# The request
Output every line below without omitting or altering anything.

# Records to process

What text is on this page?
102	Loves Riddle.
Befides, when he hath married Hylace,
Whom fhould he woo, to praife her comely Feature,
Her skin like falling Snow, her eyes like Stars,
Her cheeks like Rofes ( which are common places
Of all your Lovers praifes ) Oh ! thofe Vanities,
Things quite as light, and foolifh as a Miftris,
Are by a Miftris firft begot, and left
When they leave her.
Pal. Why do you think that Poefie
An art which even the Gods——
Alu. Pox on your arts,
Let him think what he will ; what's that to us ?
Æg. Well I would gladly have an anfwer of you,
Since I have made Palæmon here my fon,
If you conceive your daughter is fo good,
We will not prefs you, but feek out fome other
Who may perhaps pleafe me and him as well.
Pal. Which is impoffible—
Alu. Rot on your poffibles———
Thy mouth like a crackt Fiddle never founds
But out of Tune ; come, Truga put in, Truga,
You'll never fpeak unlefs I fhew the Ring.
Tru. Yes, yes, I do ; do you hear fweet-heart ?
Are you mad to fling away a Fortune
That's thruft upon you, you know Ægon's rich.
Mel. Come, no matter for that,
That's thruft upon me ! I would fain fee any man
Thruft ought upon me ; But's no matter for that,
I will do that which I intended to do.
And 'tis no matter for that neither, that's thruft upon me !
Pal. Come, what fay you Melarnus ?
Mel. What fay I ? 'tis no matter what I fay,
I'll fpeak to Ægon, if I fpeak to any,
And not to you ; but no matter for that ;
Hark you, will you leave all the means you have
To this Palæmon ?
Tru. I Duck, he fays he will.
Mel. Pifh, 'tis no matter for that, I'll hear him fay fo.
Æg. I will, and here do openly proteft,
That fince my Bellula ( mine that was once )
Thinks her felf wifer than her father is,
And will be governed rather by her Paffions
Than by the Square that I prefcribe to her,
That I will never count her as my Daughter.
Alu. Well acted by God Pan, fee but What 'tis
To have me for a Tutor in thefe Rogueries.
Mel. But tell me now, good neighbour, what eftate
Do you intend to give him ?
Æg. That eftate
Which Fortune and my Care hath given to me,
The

# Full answer
What text is on this page?
102	Loves Riddle.
Befides, when he hath married Hylace,
Whom fhould he woo, to praife her comely Feature,
Her skin like falling Snow, her eyes like Stars,
Her cheeks like Rofes ( which are common places
Of all your Lovers praifes ) Oh ! thofe Vanities,
Things quite as light, and foolifh as a Miftris,
Are by a Miftris firft begot, and left
When they leave her.
Pal. Why do you think that Poefie
An art which even the Gods——
Alu. Pox on your arts,
Let him think what he will ; what's that to us ?
Æg. Well I would gladly have an anfwer of you,
Since I have made Palæmon here my fon,
If you conceive your daughter is fo good,
We will not prefs you, but feek out fome other
Who may perhaps pleafe me and him as well.
Pal. Which is impoffible—
Alu. Rot on your poffibles———
Thy mouth like a crackt Fiddle never founds
But out of Tune ; come, Truga put in, Truga,
You'll never fpeak unlefs I fhew the Ring.
Tru. Yes, yes, I do ; do you hear fweet-heart ?
Are you mad to fling away a Fortune
That's thruft upon you, you know Ægon's rich.
Mel. Come, no matter for that,
That's thruft upon me ! I would fain fee any man
Thruft ought upon me ; But's no matter for that,
I will do that which I intended to do.
And 'tis no matter for that neither, that's thruft upon me !
Pal. Come, what fay you Melarnus ?
Mel. What fay I ? 'tis no matter what I fay,
I'll fpeak to Ægon, if I fpeak to any,
And not to you ; but no matter for that ;
Hark you, will you leave all the means you have
To this Palæmon ?
Tru. I Duck, he fays he will.
Mel. Pifh, 'tis no matter for that, I'll hear him fay fo.
Æg. I will, and here do openly proteft,
That fince my Bellula ( mine that was once )
Thinks her felf wifer than her father is,
And will be governed rather by her Paffions
Than by the Square that I prefcribe to her,
That I will never count her as my Daughter.
Alu. Well acted by God Pan, fee but What 'tis
To have me for a Tutor in thefe Rogueries.
Mel. But tell me now, good neighbour, what eftate
Do you intend to give him ?
Æg. That eftate
Which Fortune and my Care hath given to me,
The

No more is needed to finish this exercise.